═══ DATASET ROWS ═══

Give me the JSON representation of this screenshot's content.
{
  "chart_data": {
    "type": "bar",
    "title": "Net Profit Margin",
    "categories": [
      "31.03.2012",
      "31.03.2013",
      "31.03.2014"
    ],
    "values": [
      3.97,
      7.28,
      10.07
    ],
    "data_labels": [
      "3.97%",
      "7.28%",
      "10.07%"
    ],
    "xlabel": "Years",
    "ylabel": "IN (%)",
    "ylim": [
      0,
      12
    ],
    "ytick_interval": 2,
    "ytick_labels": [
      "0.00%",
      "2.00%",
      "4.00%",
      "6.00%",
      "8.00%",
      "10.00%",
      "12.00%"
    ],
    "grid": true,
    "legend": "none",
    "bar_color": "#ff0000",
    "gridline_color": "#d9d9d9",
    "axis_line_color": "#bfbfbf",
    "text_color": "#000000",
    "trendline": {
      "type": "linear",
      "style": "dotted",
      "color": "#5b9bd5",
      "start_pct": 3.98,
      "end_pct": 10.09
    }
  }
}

═══

→ **GIVEN PROBLEM**: Print the complete listing again, exactly as it stands.

→ **FINAL RESULT**:
Give me the JSON representation of this screenshot's content.
{
  "chart_data": {
    "type": "bar",
    "title": "Net Profit Margin",
    "categories": [
      "31.03.2012",
      "31.03.2013",
      "31.03.2014"
    ],
    "values": [
      3.97,
      7.28,
      10.07
    ],
    "data_labels": [
      "3.97%",
      "7.28%",
      "10.07%"
    ],
    "xlabel": "Years",
    "ylabel": "IN (%)",
    "ylim": [
      0,
      12
    ],
    "ytick_interval": 2,
    "ytick_labels": [
      "0.00%",
      "2.00%",
      "4.00%",
      "6.00%",
      "8.00%",
      "10.00%",
      "12.00%"
    ],
    "grid": true,
    "legend": "none",
    "bar_color": "#ff0000",
    "gridline_color": "#d9d9d9",
    "axis_line_color": "#bfbfbf",
    "text_color": "#000000",
    "trendline": {
      "type": "linear",
      "style": "dotted",
      "color": "#5b9bd5",
      "start_pct": 3.98,
      "end_pct": 10.09
    }
  }
}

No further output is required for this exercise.